§ **YOUR OBJECTIVE**
Your task is to reproduce the entries below word for word.

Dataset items
★ ★ ★ ★ ★ ★ ★
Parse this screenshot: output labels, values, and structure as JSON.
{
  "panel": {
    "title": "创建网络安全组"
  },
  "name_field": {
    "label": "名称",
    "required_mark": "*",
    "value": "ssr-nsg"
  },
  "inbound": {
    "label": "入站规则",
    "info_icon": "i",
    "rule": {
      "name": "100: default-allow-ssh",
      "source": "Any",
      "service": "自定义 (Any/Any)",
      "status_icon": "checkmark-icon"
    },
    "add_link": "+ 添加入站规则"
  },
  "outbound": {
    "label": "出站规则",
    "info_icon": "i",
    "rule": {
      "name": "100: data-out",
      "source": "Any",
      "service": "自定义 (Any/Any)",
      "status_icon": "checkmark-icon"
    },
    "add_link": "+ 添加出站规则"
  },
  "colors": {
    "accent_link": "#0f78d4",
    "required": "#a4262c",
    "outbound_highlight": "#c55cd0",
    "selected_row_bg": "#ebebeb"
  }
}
★ ★ ★ ★ ★ ★ ★
§ **EXPECTED OUTPUT**
Parse this screenshot: output labels, values, and structure as JSON.
{
  "panel": {
    "title": "创建网络安全组"
  },
  "name_field": {
    "label": "名称",
    "required_mark": "*",
    "value": "ssr-nsg"
  },
  "inbound": {
    "label": "入站规则",
    "info_icon": "i",
    "rule": {
      "name": "100: default-allow-ssh",
      "source": "Any",
      "service": "自定义 (Any/Any)",
      "status_icon": "checkmark-icon"
    },
    "add_link": "+ 添加入站规则"
  },
  "outbound": {
    "label": "出站规则",
    "info_icon": "i",
    "rule": {
      "name": "100: data-out",
      "source": "Any",
      "service": "自定义 (Any/Any)",
      "status_icon": "checkmark-icon"
    },
    "add_link": "+ 添加出站规则"
  },
  "colors": {
    "accent_link": "#0f78d4",
    "required": "#a4262c",
    "outbound_highlight": "#c55cd0",
    "selected_row_bg": "#ebebeb"
  }
}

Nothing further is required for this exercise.